TEXT PROVIDED:
---------------
Egyptian Government Plans To Track The Movement Of 10 Million Vehicles With Low-Cost RFID Stickers:

Just under three years ago, Techdirt wrote about China's plan to install satnav tracking devices on vehicles in Xinjiang. That was just one of several early signs of the human rights abuses happening there. Today, people are finally waking up to the fact that the indigenous turkic-speaking Uyghur population is subject to some of the harshest oppression anywhere on the planet. Tracking huge numbers of vehicles might seem to be a typically over-the-top, money-no-object Chinese approach to total surveillance. Unfortunately, there are signs the idea is starting to spread, as this story in RFID Journal explains:

Egypt's Ministry of Interior (MOI) plans to identify millions of vehicles as they travel on the country's roads, using an RFID solution from Go+[1], with hardware and software provided by Kathrein Solutions[2] in cooperation with Wireless Dynamics[3]. The system, which will be implemented across approximately 10 million of the country's vehicles throughout the next five years, consists of passive UHF RFID stickers attached to each car's windshield, as well as tags on headlamps that respond to interrogation from readers installed above roadways, even at high speeds.
---------------
STORED ROWS:
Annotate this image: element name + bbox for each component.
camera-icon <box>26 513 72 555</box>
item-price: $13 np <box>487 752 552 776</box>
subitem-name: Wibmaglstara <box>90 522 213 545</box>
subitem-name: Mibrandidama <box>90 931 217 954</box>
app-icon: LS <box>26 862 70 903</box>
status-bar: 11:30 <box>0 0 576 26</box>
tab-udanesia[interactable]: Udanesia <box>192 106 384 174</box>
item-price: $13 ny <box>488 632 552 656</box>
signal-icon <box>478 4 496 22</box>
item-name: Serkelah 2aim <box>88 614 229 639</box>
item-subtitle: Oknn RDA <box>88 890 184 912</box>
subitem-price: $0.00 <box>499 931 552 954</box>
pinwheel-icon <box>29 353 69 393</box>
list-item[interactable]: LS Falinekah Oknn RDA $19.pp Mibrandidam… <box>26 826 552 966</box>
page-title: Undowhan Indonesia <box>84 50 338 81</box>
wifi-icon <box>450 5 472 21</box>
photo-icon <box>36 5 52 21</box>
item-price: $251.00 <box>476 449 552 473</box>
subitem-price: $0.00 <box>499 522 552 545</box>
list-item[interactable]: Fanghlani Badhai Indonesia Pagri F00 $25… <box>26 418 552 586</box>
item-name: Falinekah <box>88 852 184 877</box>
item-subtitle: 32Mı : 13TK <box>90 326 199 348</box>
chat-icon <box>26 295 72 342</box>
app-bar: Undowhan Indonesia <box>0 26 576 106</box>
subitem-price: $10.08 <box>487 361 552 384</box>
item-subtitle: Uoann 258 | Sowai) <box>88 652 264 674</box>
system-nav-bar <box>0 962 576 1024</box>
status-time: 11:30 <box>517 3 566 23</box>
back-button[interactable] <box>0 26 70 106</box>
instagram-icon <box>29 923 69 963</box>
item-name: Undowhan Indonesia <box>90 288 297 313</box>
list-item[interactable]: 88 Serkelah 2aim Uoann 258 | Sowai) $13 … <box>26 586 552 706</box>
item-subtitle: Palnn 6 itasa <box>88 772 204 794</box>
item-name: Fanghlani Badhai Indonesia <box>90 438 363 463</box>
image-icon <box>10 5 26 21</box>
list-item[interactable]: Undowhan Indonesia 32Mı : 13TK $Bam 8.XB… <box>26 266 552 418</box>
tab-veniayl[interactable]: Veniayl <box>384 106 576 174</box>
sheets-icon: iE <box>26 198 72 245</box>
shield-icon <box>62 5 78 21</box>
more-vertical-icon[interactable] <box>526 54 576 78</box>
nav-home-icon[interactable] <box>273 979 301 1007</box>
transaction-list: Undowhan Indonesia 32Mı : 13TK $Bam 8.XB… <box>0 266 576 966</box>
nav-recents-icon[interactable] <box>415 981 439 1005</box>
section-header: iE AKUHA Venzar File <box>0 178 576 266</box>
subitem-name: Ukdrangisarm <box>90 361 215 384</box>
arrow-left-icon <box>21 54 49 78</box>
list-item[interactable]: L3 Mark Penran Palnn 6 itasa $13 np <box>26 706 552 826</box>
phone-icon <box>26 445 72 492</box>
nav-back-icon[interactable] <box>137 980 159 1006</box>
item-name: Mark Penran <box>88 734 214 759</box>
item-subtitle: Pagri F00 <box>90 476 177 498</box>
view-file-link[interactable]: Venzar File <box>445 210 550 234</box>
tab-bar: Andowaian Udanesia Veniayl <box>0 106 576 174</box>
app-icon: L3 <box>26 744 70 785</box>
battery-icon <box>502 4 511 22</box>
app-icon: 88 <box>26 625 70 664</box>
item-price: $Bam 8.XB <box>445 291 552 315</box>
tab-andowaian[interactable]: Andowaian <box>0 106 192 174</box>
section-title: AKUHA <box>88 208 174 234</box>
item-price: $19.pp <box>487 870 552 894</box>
---------------
TASKS AND EXERCISES:
1 – Name every company that the article on Egypt's vehicle-tracking plan lists as supplying the RFID system.
2 – According to the article on Egypt's vehicle-tracking plan, where on each car are the RFID tags attached?

TASK-BY-TASK RESULTS:
1 – Go+, Kathrein Solutions, Wireless Dynamics

2 – Stickers go on each car's windshield, and tags go on the headlamps.